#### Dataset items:
━━━

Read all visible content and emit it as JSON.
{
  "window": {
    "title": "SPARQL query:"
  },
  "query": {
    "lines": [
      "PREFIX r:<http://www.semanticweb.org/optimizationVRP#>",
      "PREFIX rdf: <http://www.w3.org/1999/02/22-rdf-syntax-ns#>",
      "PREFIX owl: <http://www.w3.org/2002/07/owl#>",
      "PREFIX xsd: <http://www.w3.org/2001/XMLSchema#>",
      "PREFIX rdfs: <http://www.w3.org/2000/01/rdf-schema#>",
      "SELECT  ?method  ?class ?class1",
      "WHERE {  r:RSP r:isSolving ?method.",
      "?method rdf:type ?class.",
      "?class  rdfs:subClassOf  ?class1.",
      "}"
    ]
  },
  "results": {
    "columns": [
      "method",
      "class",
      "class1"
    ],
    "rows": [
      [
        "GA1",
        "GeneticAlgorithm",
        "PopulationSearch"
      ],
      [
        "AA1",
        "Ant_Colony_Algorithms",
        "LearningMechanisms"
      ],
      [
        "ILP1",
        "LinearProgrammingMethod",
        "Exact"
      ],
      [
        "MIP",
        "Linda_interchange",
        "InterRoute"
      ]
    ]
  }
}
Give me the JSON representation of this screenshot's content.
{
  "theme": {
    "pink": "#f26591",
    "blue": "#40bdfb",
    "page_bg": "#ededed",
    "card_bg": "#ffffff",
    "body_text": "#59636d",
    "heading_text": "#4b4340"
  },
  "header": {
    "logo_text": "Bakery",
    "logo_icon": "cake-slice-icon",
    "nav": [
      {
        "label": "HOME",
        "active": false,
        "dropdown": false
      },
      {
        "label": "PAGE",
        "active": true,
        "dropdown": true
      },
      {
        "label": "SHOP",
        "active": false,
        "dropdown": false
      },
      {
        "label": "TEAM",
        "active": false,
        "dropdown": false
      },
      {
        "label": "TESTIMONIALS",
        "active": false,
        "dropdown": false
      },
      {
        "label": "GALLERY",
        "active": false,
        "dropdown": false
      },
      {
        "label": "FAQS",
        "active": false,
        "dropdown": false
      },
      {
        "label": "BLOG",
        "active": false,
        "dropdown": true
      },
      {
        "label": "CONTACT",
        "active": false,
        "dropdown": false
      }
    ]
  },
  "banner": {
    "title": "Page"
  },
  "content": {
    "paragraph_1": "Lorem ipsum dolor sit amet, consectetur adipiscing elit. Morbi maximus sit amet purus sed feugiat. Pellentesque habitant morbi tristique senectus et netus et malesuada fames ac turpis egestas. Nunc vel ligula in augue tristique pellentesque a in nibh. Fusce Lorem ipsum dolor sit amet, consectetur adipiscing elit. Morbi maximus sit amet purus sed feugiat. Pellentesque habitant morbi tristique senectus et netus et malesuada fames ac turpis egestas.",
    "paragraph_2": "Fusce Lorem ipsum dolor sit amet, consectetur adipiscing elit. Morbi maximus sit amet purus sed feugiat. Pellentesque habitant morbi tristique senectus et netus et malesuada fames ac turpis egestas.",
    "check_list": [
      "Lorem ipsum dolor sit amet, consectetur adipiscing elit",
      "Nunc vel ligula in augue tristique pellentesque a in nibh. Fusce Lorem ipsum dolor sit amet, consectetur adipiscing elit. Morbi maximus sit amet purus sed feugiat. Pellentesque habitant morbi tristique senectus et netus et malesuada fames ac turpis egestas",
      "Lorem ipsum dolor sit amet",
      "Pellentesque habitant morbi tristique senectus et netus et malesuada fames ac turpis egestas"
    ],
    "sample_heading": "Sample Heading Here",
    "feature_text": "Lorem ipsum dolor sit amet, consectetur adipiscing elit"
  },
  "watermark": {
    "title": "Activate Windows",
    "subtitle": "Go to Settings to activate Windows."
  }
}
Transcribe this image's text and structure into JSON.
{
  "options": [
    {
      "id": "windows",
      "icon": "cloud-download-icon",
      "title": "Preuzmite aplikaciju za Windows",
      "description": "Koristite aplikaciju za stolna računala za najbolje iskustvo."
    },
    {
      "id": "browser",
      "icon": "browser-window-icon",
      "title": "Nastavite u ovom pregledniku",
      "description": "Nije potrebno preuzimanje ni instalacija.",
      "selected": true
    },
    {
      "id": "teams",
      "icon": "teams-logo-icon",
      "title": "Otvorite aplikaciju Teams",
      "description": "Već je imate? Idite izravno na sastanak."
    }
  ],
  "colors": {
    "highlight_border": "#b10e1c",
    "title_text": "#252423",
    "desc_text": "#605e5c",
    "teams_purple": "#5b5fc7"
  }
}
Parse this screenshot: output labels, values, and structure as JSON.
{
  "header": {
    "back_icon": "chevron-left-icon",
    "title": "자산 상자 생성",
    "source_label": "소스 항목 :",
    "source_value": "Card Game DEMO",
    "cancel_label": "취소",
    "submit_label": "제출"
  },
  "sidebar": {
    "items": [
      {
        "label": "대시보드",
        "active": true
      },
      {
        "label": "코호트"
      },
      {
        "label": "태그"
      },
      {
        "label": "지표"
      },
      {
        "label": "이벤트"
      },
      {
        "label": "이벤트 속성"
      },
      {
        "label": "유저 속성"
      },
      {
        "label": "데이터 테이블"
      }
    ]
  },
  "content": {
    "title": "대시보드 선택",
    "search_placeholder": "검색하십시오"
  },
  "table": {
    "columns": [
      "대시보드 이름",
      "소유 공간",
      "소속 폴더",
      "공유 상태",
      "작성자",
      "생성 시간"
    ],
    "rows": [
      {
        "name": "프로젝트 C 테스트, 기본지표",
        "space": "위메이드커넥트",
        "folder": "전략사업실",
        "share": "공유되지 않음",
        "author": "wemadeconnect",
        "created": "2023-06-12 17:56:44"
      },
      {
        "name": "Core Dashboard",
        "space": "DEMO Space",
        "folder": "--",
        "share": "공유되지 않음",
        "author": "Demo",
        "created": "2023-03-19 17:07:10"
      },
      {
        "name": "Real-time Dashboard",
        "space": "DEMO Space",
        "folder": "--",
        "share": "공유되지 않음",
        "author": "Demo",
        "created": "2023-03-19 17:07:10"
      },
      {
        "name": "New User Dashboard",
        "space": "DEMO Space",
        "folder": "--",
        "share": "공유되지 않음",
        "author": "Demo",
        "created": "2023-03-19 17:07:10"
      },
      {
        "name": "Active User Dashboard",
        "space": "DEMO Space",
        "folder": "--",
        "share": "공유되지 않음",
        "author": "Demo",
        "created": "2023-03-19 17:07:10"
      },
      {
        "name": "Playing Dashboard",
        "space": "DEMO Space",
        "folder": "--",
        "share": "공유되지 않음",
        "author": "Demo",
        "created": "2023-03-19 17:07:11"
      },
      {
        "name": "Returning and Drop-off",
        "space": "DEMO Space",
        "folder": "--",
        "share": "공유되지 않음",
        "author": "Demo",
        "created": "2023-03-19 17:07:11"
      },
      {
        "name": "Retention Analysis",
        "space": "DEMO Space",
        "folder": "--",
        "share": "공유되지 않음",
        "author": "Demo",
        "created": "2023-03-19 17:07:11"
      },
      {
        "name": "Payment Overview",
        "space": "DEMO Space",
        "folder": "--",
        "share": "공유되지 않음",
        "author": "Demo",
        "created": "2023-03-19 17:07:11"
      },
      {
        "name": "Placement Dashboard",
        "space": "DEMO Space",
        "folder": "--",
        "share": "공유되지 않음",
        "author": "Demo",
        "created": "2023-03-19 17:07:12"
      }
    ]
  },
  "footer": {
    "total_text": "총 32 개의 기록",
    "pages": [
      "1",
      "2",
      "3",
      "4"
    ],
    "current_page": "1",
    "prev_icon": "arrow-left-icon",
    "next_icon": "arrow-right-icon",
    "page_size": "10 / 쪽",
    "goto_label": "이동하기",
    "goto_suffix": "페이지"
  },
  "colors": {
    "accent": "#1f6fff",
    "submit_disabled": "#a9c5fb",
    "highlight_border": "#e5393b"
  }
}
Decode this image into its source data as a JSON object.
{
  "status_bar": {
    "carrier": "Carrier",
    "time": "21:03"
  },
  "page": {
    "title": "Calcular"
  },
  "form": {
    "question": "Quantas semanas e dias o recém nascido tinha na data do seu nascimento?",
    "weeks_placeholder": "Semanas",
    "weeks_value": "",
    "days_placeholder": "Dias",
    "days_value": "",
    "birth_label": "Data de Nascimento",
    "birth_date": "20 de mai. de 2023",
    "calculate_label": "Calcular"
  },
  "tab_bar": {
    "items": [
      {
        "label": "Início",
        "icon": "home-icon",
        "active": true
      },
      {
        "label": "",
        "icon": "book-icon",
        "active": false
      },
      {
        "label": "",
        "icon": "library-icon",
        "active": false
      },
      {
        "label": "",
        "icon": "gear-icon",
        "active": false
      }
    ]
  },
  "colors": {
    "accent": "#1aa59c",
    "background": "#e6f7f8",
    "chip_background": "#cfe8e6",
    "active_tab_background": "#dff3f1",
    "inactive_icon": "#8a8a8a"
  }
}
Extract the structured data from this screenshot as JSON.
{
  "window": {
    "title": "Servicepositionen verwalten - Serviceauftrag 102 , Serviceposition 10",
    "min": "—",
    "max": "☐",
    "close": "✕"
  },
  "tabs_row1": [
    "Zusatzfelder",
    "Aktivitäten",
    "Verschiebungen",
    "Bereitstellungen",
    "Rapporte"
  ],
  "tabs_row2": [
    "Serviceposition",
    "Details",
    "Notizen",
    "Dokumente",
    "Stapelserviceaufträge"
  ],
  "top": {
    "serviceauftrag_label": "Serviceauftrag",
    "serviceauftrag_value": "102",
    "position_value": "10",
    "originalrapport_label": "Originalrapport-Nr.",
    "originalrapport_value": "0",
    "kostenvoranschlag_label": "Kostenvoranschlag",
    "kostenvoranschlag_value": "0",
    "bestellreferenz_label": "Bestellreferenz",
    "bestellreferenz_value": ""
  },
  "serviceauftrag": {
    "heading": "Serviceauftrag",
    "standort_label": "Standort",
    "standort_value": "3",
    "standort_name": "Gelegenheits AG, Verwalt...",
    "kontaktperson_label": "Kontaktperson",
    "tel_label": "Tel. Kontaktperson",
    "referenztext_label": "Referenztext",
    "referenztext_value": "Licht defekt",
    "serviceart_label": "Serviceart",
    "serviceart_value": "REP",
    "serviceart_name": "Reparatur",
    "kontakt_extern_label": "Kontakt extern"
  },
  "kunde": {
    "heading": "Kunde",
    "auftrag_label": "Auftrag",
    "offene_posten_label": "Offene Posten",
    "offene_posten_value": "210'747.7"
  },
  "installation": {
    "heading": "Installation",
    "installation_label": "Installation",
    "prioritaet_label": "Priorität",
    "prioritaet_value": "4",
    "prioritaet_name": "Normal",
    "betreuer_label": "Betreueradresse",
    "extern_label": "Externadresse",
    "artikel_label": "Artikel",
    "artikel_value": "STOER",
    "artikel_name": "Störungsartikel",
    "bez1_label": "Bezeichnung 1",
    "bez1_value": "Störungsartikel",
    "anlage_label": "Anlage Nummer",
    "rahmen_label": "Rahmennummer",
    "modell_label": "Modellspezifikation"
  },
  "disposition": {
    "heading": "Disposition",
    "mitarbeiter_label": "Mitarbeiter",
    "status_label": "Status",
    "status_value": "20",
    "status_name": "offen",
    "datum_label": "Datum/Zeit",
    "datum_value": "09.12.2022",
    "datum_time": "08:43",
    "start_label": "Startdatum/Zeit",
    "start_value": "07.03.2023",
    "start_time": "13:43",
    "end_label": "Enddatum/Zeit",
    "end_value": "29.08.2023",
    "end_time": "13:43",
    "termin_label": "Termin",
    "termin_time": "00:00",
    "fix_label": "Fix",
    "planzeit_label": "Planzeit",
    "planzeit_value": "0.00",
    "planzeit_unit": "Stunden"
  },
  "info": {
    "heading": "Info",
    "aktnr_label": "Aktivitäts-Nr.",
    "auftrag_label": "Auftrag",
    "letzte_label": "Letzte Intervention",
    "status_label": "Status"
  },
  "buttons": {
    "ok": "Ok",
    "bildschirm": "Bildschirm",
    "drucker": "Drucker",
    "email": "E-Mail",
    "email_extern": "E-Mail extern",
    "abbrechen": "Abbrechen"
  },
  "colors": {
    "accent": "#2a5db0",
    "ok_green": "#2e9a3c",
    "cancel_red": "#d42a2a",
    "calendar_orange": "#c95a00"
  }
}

━━━

#### Set problem:
Return solely the number of lines in the data that include the word "image".

#### Response:
2